┌─ Records for this task

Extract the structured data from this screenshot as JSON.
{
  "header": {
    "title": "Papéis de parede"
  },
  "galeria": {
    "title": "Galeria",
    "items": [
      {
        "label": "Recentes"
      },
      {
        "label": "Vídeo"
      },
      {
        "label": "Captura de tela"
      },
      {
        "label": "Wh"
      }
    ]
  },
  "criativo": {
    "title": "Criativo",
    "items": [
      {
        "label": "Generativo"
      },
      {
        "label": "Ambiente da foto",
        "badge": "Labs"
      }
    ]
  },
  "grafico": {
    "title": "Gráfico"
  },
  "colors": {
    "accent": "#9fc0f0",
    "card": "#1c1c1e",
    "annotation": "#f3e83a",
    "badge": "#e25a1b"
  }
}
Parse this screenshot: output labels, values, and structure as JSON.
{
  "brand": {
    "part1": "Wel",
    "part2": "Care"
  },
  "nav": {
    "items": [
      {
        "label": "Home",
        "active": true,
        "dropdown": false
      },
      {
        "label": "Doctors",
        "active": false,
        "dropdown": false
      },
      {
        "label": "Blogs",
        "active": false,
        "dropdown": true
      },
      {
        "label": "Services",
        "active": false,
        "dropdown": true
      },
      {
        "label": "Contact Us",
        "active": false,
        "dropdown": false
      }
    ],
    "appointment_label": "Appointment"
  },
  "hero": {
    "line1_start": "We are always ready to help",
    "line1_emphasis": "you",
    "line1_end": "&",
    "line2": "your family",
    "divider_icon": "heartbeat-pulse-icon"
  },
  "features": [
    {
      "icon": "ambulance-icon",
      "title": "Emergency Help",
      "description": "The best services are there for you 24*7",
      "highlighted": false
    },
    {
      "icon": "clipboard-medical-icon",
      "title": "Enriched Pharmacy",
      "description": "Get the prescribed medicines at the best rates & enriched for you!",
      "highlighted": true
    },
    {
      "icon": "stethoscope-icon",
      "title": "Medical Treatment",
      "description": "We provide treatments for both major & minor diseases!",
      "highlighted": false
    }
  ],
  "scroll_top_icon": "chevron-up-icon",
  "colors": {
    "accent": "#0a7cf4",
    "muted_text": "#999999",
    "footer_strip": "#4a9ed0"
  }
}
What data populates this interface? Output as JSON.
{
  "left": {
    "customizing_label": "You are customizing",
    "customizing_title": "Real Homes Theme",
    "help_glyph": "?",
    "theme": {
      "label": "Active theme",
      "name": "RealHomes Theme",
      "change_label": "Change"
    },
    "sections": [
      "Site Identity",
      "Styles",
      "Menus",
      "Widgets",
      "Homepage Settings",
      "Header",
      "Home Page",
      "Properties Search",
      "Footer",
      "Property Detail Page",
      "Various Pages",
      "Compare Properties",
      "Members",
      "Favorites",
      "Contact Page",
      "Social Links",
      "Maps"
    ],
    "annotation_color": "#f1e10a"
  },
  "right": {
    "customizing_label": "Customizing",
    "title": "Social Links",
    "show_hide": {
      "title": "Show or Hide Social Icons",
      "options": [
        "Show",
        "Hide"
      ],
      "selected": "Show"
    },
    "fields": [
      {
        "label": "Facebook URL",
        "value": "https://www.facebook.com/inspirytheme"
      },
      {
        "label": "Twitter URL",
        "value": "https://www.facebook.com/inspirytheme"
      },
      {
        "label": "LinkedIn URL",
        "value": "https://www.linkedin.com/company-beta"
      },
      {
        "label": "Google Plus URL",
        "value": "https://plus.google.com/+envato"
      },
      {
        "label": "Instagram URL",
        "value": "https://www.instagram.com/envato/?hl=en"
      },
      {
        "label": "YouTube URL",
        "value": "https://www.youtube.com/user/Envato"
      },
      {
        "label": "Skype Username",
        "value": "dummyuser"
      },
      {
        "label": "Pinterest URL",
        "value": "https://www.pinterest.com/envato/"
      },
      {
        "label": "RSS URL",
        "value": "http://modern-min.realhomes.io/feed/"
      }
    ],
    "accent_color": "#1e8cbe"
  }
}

└─

§ Aim of the task
Copy every line above that includes the string "Properties".

§ The result
      "Properties Search",
      "Compare Properties",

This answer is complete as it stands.